WHAT IS REQUIRED
Lift out each line of the data that holds "final".

◇ ◇ ◇

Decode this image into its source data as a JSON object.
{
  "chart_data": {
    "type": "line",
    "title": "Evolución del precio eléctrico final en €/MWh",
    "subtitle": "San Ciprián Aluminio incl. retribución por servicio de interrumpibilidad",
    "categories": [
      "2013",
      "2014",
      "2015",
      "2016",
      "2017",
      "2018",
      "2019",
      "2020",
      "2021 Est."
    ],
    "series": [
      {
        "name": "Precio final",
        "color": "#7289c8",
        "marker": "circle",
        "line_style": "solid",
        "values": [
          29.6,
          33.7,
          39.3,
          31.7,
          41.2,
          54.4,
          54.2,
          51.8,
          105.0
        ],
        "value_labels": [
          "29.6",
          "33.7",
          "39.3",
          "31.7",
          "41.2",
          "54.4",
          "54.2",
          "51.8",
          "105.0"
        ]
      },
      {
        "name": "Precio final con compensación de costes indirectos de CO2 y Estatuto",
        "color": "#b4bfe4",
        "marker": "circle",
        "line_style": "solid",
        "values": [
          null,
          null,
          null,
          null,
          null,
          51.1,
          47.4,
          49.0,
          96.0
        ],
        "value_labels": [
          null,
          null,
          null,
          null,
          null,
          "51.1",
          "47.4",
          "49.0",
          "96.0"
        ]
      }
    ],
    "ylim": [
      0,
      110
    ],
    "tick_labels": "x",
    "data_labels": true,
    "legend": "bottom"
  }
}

◇ ◇ ◇

COMPLETE ANSWER
    "title": "Evolución del precio eléctrico final en €/MWh",
        "name": "Precio final",
        "name": "Precio final con compensación de costes indirectos de CO2 y Estatuto",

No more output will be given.